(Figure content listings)

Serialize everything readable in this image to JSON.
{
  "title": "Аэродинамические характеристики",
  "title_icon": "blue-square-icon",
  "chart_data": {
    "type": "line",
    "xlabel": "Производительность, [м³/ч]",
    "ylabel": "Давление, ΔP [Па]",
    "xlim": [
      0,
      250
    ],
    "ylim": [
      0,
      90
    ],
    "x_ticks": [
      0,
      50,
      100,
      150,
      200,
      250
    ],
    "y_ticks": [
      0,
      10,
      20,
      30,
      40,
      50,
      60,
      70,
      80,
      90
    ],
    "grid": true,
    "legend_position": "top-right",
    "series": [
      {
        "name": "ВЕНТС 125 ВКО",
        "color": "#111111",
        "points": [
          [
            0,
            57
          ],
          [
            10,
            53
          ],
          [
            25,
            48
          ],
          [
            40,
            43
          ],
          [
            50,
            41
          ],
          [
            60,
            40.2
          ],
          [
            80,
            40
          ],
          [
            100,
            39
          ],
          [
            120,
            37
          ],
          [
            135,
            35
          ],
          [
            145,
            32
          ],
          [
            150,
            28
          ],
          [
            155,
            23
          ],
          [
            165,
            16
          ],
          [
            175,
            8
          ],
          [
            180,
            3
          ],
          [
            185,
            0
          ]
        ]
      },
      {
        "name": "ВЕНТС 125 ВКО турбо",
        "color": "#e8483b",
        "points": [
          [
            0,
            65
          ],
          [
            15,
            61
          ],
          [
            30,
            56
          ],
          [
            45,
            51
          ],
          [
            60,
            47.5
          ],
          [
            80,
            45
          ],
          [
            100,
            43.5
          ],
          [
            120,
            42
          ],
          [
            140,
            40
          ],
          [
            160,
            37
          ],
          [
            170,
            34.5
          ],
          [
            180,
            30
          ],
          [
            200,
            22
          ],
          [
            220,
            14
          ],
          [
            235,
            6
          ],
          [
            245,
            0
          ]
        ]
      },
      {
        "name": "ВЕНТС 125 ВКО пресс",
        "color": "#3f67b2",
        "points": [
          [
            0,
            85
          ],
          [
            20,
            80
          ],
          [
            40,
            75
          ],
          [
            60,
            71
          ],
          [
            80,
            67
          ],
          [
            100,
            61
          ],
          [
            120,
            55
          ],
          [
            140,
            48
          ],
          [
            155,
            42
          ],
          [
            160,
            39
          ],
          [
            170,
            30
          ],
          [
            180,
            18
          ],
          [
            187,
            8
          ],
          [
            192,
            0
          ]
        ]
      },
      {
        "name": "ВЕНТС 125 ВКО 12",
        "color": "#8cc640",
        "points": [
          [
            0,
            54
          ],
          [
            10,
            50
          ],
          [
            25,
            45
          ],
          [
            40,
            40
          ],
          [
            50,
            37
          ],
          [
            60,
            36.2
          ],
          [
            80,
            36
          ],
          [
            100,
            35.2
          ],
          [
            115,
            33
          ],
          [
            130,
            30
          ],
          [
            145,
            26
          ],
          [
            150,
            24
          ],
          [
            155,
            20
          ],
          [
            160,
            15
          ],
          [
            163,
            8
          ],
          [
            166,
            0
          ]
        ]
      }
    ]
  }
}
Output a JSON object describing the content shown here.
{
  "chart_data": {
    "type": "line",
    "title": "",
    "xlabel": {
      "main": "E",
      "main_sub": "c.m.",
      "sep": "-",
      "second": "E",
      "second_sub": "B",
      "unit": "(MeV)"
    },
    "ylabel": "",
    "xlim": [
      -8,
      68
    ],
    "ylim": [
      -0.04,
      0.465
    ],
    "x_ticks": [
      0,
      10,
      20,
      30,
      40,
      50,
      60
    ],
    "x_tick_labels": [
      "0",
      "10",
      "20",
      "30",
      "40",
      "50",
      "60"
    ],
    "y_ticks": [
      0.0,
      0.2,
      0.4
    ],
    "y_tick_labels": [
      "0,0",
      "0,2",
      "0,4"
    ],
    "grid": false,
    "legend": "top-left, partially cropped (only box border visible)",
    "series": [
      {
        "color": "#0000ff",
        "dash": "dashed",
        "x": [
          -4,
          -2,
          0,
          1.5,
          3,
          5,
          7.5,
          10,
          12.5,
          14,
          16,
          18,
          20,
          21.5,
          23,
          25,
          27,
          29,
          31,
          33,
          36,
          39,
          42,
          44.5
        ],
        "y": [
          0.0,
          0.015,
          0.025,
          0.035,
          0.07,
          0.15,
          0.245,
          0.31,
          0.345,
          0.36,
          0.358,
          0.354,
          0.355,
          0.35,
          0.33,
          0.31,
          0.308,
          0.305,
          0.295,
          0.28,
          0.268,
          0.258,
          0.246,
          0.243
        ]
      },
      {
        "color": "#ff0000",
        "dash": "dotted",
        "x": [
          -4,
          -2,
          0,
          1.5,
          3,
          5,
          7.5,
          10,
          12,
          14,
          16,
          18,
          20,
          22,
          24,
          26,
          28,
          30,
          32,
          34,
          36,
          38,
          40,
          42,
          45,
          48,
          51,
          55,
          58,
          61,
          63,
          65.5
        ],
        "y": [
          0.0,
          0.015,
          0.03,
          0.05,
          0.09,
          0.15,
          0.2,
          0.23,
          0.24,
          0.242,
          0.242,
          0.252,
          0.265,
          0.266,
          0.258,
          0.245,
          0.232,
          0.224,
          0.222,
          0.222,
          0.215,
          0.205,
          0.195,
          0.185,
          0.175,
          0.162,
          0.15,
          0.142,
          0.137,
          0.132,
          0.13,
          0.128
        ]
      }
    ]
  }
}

WHAT YOU NEED TO DO ▸
Scan the listing above. Gather each line that contains the word "color".

RIGHT ANSWER ▸
        "color": "#111111",
        "color": "#e8483b",
        "color": "#3f67b2",
        "color": "#8cc640",
        "color": "#0000ff",
        "color": "#ff0000",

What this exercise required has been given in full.